*WHAT THE TASK ASKS*
Give only the number of lines where "another" occurs.

*EXERCISE MATERIAL*
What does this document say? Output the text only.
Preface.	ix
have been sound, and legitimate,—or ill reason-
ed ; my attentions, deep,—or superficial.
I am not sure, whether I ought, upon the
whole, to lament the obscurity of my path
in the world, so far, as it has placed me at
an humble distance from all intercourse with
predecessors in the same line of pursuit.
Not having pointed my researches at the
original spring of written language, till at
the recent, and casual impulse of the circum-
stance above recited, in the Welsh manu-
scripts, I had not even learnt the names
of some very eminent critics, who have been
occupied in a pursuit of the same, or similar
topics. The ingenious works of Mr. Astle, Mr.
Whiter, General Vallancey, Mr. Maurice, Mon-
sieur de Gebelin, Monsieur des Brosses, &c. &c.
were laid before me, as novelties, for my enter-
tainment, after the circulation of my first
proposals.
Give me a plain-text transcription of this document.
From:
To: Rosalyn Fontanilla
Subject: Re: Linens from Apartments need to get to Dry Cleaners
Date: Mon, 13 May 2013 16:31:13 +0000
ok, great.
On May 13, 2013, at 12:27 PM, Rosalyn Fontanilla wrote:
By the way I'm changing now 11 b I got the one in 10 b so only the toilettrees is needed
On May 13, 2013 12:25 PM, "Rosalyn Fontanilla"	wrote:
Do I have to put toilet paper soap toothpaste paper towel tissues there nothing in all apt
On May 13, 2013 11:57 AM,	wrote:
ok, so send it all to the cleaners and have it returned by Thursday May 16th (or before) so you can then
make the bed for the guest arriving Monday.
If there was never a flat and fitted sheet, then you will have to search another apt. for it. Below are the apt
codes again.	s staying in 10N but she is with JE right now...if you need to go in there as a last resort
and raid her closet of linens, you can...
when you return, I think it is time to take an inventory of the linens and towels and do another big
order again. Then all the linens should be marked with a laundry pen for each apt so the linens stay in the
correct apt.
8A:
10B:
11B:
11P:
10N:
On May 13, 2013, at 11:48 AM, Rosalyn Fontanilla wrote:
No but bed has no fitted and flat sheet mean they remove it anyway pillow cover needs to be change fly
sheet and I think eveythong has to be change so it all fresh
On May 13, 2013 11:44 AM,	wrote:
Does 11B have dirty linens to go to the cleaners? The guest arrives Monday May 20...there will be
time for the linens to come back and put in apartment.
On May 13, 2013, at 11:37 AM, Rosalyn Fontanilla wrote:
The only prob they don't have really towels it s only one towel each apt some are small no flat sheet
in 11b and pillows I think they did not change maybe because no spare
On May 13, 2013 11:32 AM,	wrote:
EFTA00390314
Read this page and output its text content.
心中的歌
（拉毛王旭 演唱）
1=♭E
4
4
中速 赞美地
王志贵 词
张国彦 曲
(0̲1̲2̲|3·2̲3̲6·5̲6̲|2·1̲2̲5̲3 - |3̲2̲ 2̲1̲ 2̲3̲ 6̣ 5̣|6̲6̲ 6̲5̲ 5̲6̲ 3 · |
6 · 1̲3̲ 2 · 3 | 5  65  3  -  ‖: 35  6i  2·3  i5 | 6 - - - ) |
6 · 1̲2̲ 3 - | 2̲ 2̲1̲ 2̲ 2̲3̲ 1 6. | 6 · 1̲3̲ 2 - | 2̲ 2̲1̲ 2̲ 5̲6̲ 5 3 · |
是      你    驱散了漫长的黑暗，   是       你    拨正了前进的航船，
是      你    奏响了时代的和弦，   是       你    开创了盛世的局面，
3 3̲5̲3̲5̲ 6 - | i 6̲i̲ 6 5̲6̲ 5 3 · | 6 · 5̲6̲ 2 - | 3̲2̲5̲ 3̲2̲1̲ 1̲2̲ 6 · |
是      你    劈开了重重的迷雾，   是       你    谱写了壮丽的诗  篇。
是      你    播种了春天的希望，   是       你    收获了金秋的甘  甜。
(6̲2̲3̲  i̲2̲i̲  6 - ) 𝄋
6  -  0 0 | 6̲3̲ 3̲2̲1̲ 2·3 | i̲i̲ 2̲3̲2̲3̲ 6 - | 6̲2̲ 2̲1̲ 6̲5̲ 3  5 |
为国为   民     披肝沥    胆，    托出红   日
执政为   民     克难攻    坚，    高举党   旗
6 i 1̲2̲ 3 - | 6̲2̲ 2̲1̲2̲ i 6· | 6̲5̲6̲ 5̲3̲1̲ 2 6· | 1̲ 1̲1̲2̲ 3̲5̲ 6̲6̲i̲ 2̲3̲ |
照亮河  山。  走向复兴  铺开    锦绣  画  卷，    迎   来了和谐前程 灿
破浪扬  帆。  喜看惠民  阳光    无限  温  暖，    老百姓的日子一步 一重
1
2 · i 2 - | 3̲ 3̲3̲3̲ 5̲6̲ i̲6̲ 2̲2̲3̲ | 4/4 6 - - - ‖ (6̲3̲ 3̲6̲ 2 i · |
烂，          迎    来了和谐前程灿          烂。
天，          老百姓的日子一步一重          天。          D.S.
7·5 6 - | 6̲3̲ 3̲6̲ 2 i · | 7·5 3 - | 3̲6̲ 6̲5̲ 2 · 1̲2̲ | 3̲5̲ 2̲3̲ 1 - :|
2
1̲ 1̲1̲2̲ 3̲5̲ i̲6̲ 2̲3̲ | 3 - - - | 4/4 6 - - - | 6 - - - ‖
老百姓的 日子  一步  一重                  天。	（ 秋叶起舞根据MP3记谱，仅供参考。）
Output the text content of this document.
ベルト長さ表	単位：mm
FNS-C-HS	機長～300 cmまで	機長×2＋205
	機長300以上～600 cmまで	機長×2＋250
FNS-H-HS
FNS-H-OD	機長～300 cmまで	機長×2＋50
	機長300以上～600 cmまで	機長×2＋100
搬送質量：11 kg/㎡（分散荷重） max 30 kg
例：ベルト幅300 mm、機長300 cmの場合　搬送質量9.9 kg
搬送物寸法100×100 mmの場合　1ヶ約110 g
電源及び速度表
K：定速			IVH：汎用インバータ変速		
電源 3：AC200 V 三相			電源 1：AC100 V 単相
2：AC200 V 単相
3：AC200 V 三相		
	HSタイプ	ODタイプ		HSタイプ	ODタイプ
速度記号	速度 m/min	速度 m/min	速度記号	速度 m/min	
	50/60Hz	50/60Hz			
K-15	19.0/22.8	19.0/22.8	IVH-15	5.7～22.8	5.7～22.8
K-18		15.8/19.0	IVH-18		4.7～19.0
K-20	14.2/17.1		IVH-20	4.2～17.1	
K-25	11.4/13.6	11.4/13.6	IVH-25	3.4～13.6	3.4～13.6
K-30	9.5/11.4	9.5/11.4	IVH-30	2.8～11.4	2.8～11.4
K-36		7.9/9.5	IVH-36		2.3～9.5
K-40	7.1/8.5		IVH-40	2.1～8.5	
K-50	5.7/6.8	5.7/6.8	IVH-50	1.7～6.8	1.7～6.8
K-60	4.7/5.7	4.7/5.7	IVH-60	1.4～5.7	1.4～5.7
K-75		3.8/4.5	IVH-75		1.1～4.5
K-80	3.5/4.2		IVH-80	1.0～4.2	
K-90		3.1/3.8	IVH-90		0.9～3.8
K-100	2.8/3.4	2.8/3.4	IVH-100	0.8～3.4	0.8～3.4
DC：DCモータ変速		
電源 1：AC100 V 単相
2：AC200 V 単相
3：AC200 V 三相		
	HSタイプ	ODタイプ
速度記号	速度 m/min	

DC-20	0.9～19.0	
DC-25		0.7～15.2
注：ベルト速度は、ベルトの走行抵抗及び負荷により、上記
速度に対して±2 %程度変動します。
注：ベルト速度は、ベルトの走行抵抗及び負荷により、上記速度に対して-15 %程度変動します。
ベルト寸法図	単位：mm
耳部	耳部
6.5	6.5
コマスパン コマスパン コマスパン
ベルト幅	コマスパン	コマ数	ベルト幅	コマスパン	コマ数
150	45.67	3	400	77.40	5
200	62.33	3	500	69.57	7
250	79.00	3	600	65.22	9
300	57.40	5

*RESULT OF THE EXERCISE*
2